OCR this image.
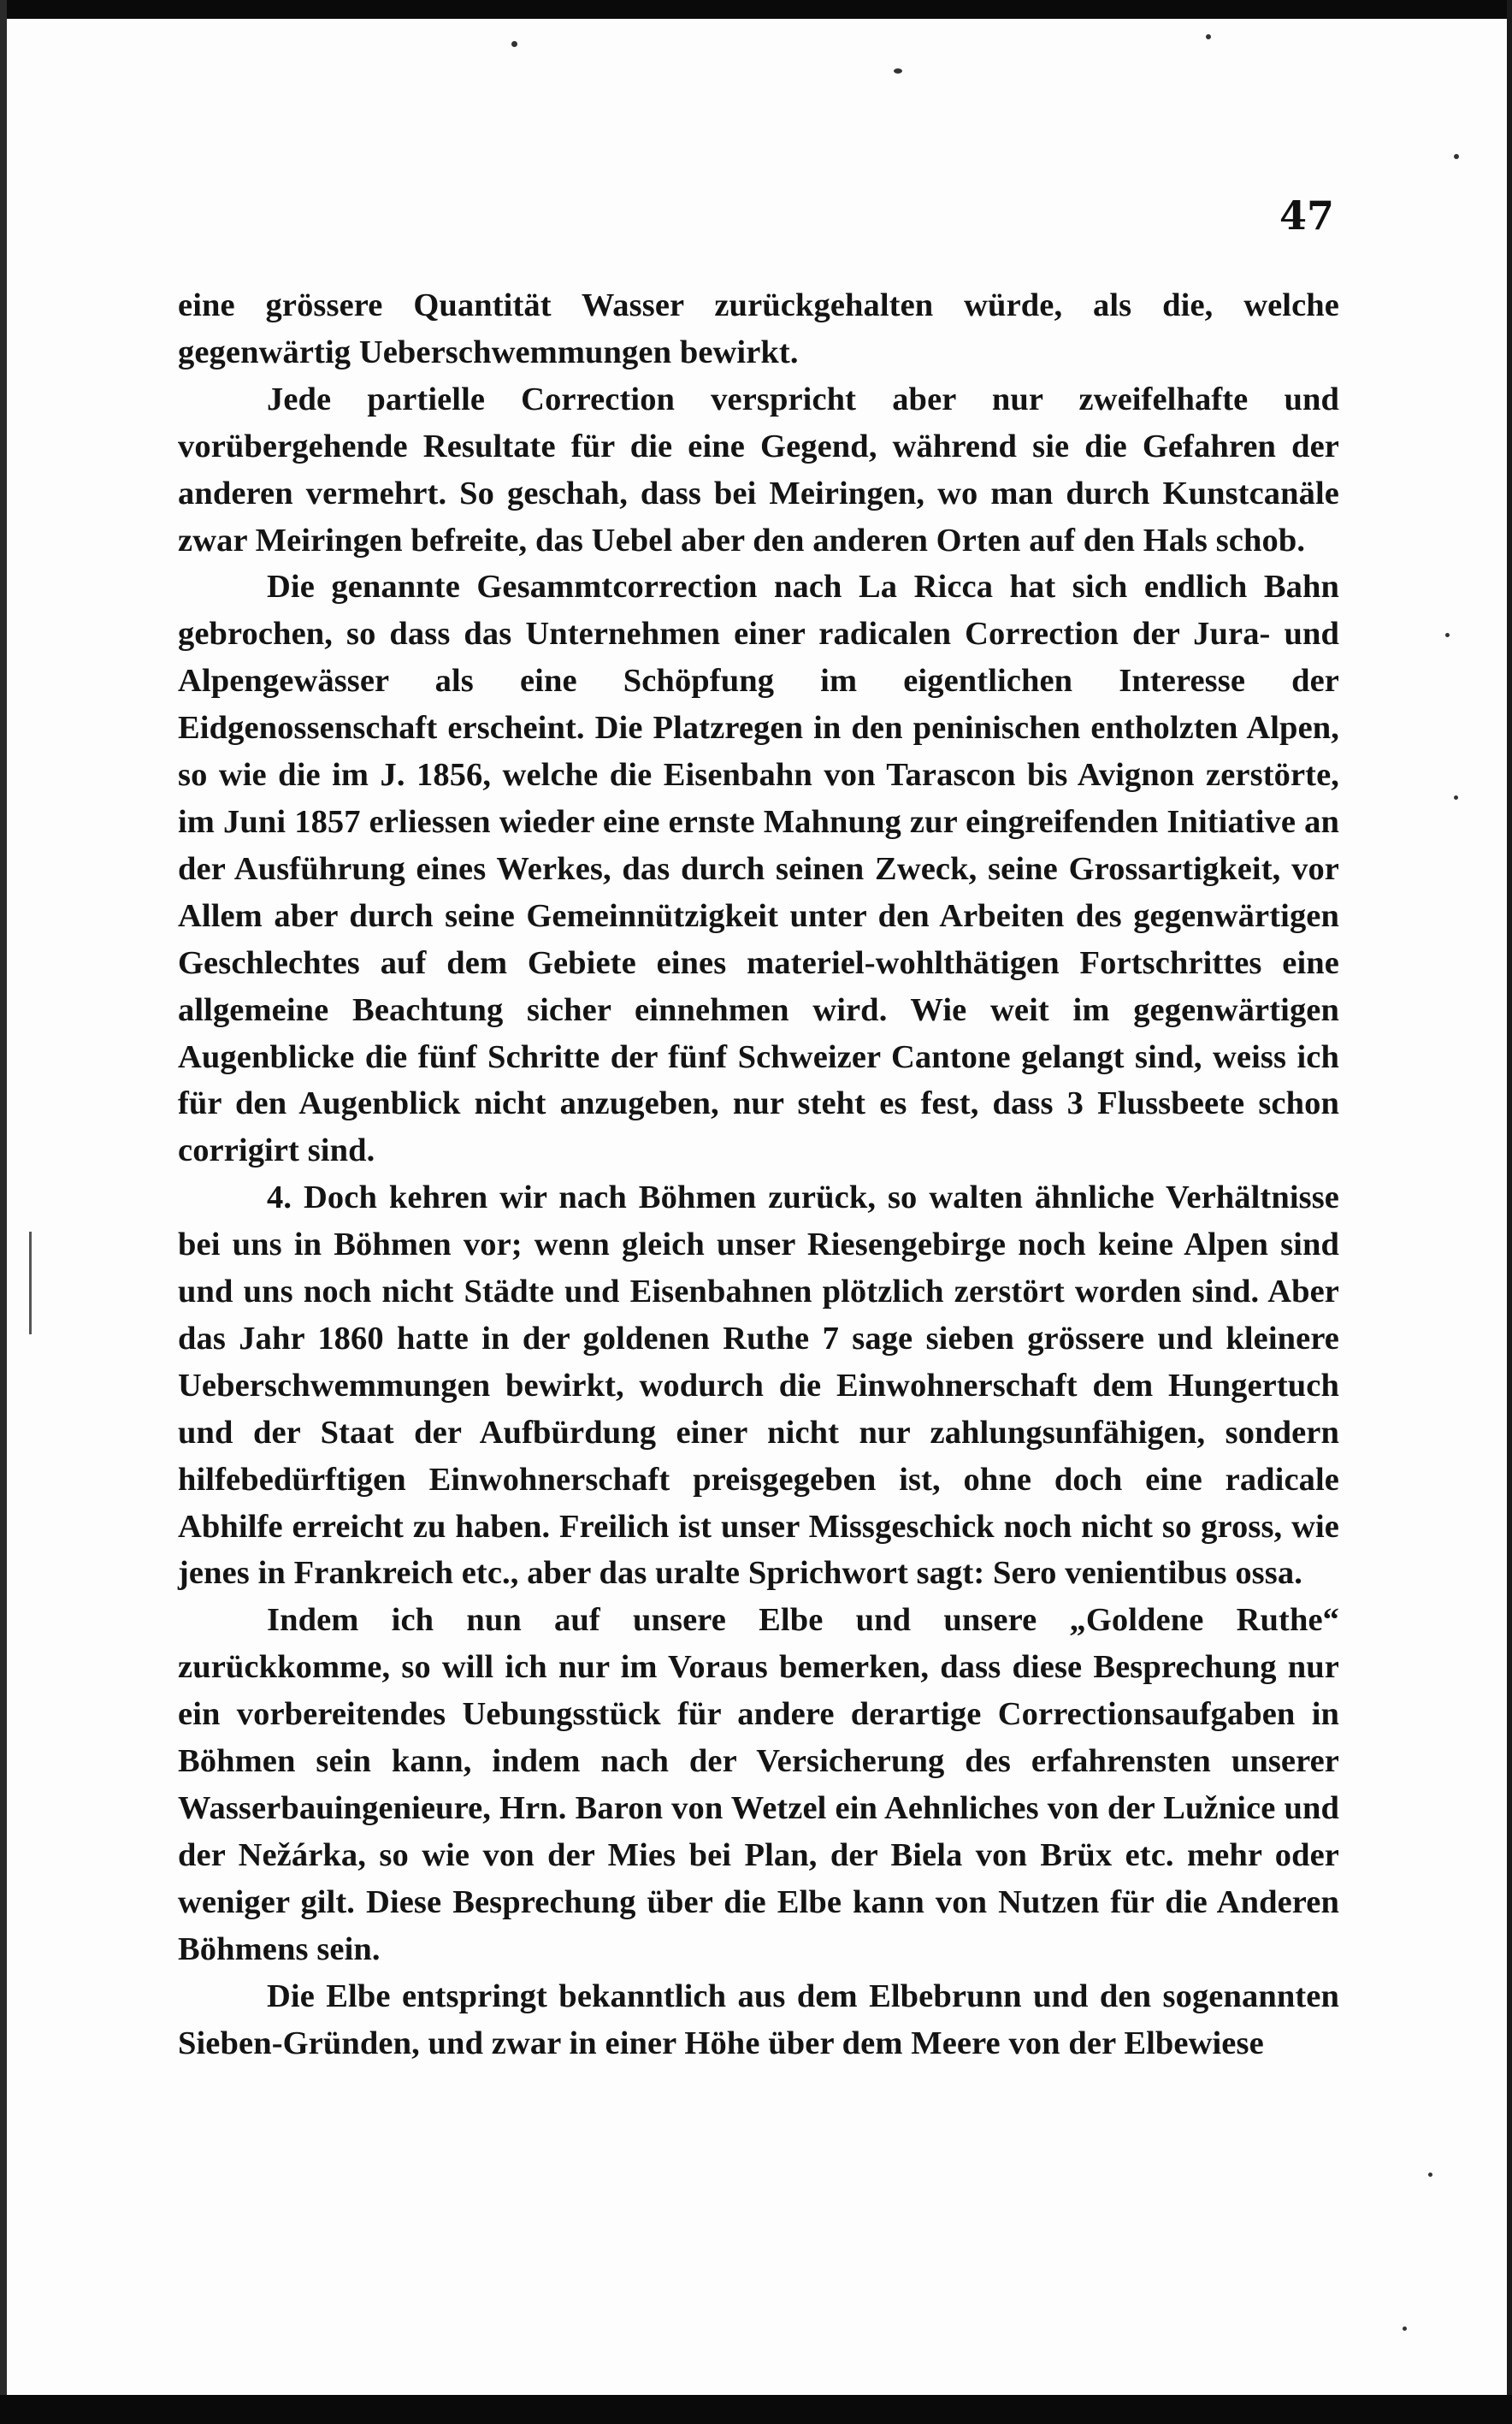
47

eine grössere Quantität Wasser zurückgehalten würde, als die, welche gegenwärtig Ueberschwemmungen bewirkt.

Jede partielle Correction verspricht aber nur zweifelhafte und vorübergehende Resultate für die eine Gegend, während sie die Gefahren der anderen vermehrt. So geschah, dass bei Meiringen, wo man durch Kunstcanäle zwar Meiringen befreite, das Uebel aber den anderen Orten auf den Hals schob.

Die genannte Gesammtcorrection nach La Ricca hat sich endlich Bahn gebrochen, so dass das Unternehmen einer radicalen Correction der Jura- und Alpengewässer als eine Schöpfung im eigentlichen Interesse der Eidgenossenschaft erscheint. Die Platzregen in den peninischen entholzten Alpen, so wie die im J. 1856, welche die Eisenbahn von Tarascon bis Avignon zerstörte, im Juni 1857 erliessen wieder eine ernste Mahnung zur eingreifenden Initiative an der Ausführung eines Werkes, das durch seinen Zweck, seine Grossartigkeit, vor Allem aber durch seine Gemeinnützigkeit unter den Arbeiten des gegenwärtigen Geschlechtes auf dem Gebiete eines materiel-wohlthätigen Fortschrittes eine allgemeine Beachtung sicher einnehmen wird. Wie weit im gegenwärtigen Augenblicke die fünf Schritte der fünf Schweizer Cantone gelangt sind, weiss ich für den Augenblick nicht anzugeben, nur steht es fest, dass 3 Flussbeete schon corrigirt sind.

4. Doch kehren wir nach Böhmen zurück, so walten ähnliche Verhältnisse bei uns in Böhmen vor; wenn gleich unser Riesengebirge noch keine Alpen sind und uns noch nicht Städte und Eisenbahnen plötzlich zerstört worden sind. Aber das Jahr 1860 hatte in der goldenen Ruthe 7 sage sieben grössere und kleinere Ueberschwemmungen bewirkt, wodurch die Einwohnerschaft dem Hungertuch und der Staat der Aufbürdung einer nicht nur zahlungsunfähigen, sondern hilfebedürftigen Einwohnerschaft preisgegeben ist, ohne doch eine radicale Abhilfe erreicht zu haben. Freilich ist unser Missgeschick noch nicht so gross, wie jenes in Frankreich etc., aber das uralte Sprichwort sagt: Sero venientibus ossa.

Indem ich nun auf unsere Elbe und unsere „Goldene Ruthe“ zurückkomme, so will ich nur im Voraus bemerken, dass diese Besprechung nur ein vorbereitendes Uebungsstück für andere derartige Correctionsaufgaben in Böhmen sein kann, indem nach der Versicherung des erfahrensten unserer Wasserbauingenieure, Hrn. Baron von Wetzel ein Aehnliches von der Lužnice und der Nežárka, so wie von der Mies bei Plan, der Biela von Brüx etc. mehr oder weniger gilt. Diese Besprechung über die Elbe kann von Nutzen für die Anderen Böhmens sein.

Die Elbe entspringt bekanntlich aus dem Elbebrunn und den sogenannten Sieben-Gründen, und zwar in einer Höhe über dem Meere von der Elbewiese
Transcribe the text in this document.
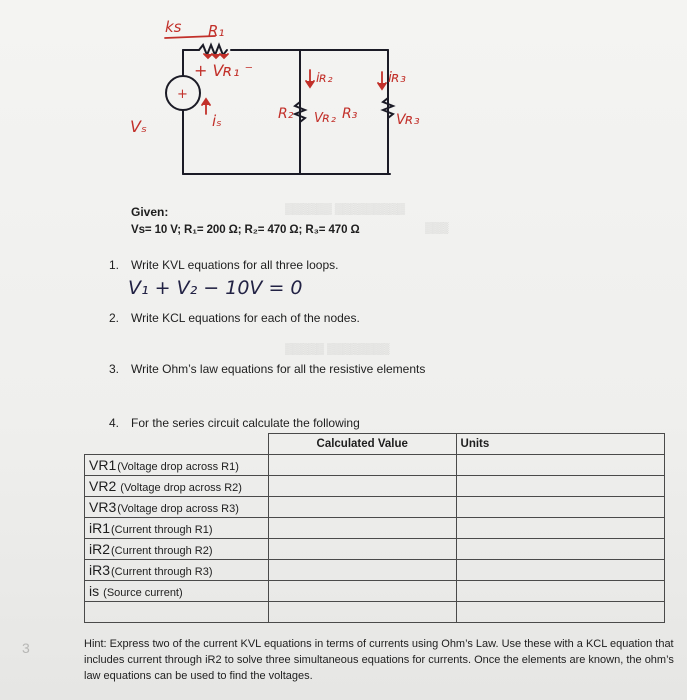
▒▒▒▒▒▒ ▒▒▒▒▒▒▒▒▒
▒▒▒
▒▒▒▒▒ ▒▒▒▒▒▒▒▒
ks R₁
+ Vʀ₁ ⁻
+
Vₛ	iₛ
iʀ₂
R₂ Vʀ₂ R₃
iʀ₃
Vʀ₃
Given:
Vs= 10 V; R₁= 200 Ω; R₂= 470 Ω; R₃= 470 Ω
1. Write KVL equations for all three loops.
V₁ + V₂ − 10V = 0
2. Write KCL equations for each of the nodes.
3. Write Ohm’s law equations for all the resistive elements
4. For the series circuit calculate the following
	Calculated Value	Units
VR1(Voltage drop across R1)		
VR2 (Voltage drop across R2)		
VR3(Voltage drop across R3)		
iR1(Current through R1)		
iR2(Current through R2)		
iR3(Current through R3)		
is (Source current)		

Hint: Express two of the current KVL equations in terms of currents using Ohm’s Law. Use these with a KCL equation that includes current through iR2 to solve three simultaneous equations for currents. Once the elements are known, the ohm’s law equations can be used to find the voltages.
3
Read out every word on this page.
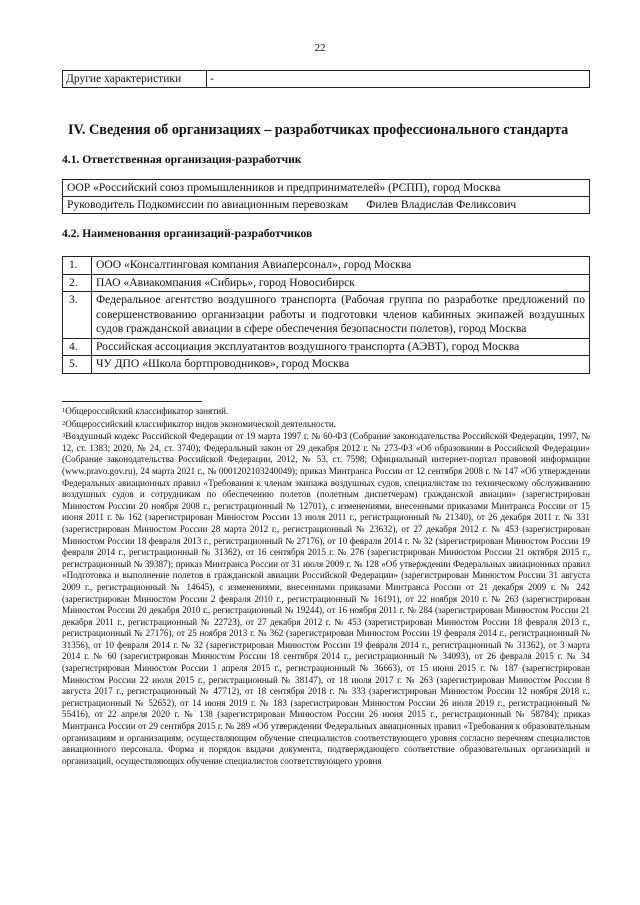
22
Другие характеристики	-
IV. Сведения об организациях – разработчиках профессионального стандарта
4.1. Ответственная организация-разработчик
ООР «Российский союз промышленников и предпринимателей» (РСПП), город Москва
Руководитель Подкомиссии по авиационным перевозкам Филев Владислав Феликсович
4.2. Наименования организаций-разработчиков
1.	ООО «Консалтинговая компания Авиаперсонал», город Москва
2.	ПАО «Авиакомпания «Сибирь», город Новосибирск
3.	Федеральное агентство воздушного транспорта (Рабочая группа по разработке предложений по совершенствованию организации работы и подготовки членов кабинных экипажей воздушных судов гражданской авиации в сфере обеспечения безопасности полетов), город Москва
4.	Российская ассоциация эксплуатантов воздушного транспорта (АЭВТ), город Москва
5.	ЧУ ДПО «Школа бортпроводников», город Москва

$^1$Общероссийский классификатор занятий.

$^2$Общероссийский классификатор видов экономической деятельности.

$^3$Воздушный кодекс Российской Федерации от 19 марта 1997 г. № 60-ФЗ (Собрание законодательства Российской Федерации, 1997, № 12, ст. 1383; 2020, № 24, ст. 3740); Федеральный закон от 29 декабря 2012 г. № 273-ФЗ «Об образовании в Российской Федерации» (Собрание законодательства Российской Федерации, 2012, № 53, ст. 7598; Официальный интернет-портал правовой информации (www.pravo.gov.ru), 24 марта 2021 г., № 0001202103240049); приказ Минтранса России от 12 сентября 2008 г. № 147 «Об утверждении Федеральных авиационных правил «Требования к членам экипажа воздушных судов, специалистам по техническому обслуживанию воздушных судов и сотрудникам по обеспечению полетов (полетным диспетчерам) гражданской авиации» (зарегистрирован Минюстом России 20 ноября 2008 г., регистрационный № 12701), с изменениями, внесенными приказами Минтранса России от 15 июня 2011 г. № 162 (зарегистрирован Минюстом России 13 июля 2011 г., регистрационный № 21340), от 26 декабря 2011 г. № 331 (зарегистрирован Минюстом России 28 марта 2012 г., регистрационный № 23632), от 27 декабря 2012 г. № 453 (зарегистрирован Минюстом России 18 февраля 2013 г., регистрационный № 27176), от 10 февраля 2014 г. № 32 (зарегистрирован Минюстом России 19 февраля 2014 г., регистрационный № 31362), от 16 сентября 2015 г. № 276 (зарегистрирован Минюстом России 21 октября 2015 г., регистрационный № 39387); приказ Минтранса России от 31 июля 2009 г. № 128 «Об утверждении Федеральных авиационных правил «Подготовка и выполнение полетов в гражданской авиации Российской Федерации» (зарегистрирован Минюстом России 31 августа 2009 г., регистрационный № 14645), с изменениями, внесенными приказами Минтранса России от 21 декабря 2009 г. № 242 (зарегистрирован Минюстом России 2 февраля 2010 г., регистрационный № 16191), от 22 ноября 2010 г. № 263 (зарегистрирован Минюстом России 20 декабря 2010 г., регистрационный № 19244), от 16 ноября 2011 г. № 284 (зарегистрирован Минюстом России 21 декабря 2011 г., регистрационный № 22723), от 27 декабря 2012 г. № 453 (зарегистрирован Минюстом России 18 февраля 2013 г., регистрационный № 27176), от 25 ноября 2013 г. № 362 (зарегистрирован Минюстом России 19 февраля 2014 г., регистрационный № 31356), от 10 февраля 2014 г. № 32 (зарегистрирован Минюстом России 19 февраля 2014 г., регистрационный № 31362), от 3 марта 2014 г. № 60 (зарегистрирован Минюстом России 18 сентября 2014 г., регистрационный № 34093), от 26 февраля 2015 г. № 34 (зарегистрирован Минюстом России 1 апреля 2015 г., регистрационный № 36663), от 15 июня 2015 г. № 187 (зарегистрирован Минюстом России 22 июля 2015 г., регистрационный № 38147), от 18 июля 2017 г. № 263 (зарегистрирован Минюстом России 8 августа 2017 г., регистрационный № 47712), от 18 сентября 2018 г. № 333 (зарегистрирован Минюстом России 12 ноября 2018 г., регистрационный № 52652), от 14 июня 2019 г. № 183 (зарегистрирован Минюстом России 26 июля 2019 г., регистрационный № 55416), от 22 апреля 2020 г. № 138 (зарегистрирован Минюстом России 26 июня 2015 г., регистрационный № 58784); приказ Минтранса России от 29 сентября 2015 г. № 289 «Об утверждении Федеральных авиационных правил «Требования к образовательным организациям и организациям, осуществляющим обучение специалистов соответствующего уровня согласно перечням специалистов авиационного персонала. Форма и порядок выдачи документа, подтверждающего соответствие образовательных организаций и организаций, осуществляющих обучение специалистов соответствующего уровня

_What you will do_
Return a copy of every line that includes the word "Ruthe".

_Output of the exercise_
4. Doch kehren wir nach Böhmen zurück, so walten ähnliche Verhältnisse bei uns in Böhmen vor; wenn gleich unser Riesengebirge noch keine Alpen sind und uns noch nicht Städte und Eisenbahnen plötzlich zerstört worden sind. Aber das Jahr 1860 hatte in der goldenen Ruthe 7 sage sieben grössere und kleinere Ueberschwemmungen bewirkt, wodurch die Einwohnerschaft dem Hungertuch und der Staat der Aufbürdung einer nicht nur zahlungsunfähigen, sondern hilfebedürftigen Einwohnerschaft preisgegeben ist, ohne doch eine radicale Abhilfe erreicht zu haben. Freilich ist unser Missgeschick noch nicht so gross, wie jenes in Frankreich etc., aber das uralte Sprichwort sagt: Sero venientibus ossa.
Indem ich nun auf unsere Elbe und unsere „Goldene Ruthe“ zurückkomme, so will ich nur im Voraus bemerken, dass diese Besprechung nur ein vorbereitendes Uebungsstück für andere derartige Correctionsaufgaben in Böhmen sein kann, indem nach der Versicherung des erfahrensten unserer Wasserbauingenieure, Hrn. Baron von Wetzel ein Aehnliches von der Lužnice und der Nežárka, so wie von der Mies bei Plan, der Biela von Brüx etc. mehr oder weniger gilt. Diese Besprechung über die Elbe kann von Nutzen für die Anderen Böhmens sein.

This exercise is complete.